• [Material for this task]
════════════════

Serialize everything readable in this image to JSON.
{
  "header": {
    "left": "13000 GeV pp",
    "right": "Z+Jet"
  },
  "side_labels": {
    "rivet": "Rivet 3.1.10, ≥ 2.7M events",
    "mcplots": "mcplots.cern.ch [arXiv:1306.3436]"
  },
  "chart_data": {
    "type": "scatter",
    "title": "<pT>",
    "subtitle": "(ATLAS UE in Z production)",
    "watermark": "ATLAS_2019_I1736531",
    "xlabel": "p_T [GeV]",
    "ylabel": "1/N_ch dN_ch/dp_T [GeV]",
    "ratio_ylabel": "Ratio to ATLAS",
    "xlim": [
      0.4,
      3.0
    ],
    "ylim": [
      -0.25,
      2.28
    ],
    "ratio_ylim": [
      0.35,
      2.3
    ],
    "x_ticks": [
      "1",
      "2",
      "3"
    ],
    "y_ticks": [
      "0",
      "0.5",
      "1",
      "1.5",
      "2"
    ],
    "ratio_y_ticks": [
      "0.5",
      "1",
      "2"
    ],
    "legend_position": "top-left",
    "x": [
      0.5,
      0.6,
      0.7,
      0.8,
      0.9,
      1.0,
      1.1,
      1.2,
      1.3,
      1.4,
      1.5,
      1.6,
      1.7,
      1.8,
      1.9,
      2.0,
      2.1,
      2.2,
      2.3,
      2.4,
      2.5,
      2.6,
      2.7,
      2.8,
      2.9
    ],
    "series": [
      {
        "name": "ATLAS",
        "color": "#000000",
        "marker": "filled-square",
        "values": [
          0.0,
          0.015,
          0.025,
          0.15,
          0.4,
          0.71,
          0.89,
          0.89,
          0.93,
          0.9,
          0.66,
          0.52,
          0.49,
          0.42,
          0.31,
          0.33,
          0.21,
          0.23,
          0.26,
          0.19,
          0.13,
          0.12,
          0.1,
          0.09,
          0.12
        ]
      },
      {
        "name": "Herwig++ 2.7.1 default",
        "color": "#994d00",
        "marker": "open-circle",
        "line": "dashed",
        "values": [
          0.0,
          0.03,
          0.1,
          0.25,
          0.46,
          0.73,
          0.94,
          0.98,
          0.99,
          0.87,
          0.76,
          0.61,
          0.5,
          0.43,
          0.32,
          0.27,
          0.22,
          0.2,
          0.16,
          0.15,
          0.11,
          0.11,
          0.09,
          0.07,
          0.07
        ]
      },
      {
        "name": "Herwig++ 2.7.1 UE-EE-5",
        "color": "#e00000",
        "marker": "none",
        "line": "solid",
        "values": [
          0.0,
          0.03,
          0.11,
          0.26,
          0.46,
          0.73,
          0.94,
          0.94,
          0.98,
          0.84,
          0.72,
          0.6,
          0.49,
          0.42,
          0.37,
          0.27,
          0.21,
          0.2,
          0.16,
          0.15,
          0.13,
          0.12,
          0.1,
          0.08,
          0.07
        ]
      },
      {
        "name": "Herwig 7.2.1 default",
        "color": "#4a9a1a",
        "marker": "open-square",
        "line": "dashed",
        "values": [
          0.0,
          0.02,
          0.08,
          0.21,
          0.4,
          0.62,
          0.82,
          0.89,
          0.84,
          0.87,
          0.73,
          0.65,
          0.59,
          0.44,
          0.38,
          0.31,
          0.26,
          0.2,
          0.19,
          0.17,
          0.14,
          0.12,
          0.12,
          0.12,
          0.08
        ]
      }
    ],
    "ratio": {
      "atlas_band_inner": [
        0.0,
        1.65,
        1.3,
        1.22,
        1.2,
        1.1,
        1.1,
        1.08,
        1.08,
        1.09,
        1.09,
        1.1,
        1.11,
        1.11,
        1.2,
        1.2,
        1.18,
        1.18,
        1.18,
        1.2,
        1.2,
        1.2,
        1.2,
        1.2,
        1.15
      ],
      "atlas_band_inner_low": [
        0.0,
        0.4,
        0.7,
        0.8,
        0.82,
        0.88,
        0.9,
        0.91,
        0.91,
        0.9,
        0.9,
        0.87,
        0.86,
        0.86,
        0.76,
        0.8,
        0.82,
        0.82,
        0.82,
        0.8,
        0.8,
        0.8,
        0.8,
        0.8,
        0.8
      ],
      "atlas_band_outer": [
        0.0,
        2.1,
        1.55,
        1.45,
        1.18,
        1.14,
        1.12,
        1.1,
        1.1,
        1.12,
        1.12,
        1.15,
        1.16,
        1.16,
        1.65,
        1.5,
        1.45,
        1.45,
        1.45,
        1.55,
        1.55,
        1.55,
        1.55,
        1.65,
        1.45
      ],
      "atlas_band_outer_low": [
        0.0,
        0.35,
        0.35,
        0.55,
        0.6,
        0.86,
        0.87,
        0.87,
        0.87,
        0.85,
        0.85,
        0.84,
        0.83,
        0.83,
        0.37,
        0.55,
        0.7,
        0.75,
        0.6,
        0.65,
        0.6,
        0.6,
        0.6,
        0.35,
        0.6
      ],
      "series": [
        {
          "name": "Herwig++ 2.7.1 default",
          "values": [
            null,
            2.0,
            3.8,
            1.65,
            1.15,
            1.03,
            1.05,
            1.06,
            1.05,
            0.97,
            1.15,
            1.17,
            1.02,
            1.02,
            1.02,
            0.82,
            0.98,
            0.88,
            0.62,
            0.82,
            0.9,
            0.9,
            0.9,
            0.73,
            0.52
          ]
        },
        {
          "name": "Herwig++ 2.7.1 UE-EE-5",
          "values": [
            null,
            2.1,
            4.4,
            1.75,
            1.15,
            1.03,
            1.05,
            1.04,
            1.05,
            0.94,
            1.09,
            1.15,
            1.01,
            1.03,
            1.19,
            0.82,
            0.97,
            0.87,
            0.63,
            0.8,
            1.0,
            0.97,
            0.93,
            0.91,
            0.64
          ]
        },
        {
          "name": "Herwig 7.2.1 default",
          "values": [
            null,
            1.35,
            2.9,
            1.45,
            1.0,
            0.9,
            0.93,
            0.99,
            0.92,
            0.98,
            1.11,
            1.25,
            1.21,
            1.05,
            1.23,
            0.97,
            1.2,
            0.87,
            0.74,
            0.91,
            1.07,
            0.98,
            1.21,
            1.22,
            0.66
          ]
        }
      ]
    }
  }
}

════════════════

• [Given task] Lines from the records above that hold "left" are the ones to list.

• [Problem solution]
    "left": "13000 GeV pp",
    "legend_position": "top-left",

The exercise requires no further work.